Task requirements: Return the count of lines that mention "Nathaniel", with no other words.

Source material:
^^^^

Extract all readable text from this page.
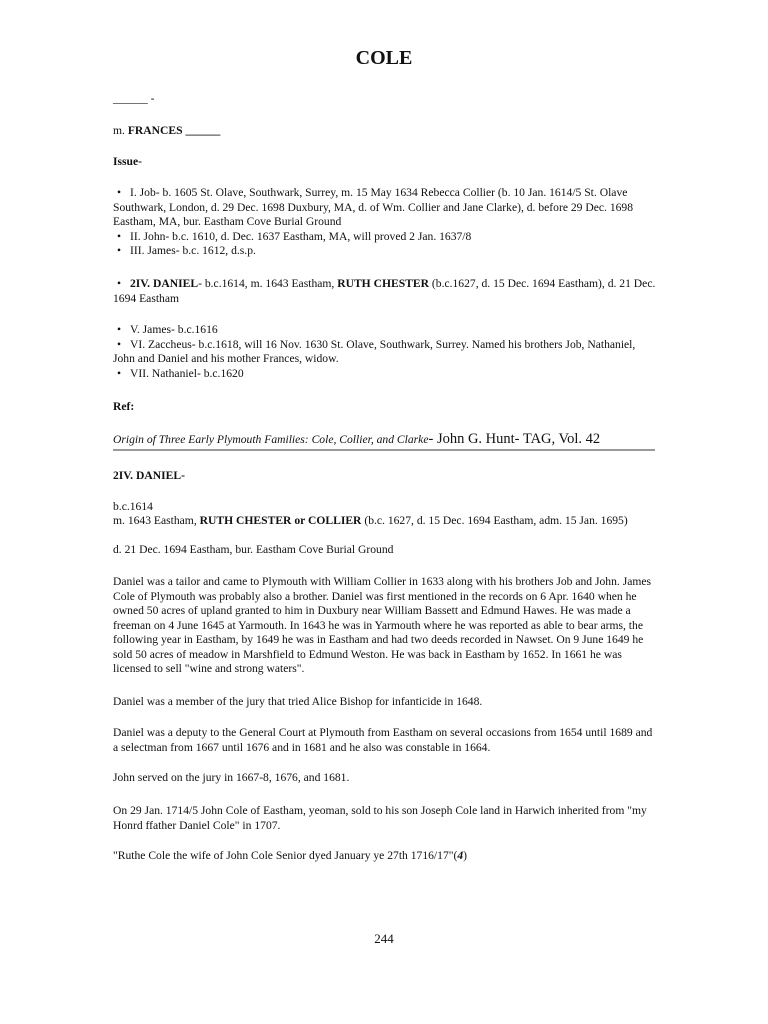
COLE
______ -
m. FRANCES ______
Issue-
• I. Job- b. 1605 St. Olave, Southwark, Surrey, m. 15 May 1634 Rebecca Collier (b. 10 Jan. 1614/5 St. Olave Southwark, London, d. 29 Dec. 1698 Duxbury, MA, d. of Wm. Collier and Jane Clarke), d. before 29 Dec. 1698 Eastham, MA, bur. Eastham Cove Burial Ground
• II. John- b.c. 1610, d. Dec. 1637 Eastham, MA, will proved 2 Jan. 1637/8
• III. James- b.c. 1612, d.s.p.
• 2IV. DANIEL- b.c.1614, m. 1643 Eastham, RUTH CHESTER (b.c.1627, d. 15 Dec. 1694 Eastham), d. 21 Dec. 1694 Eastham
• V. James- b.c.1616
• VI. Zaccheus- b.c.1618, will 16 Nov. 1630 St. Olave, Southwark, Surrey. Named his brothers Job, Nathaniel, John and Daniel and his mother Frances, widow.
• VII. Nathaniel- b.c.1620
Ref:
Origin of Three Early Plymouth Families: Cole, Collier, and Clarke- John G. Hunt- TAG, Vol. 42
2IV. DANIEL-
b.c.1614
m. 1643 Eastham, RUTH CHESTER or COLLIER (b.c. 1627, d. 15 Dec. 1694 Eastham, adm. 15 Jan. 1695)
d. 21 Dec. 1694 Eastham, bur. Eastham Cove Burial Ground
Daniel was a tailor and came to Plymouth with William Collier in 1633 along with his brothers Job and John. James Cole of Plymouth was probably also a brother. Daniel was first mentioned in the records on 6 Apr. 1640 when he owned 50 acres of upland granted to him in Duxbury near William Bassett and Edmund Hawes. He was made a freeman on 4 June 1645 at Yarmouth. In 1643 he was in Yarmouth where he was reported as able to bear arms, the following year in Eastham, by 1649 he was in Eastham and had two deeds recorded in Nawset. On 9 June 1649 he sold 50 acres of meadow in Marshfield to Edmund Weston. He was back in Eastham by 1652. In 1661 he was licensed to sell "wine and strong waters".
Daniel was a member of the jury that tried Alice Bishop for infanticide in 1648.
Daniel was a deputy to the General Court at Plymouth from Eastham on several occasions from 1654 until 1689 and a selectman from 1667 until 1676 and in 1681 and he also was constable in 1664.
John served on the jury in 1667-8, 1676, and 1681.
On 29 Jan. 1714/5 John Cole of Eastham, yeoman, sold to his son Joseph Cole land in Harwich inherited from "my Honrd ffather Daniel Cole" in 1707.
"Ruthe Cole the wife of John Cole Senior dyed January ye 27th 1716/17"(4)
244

^^^^

Answer for this exercise: 2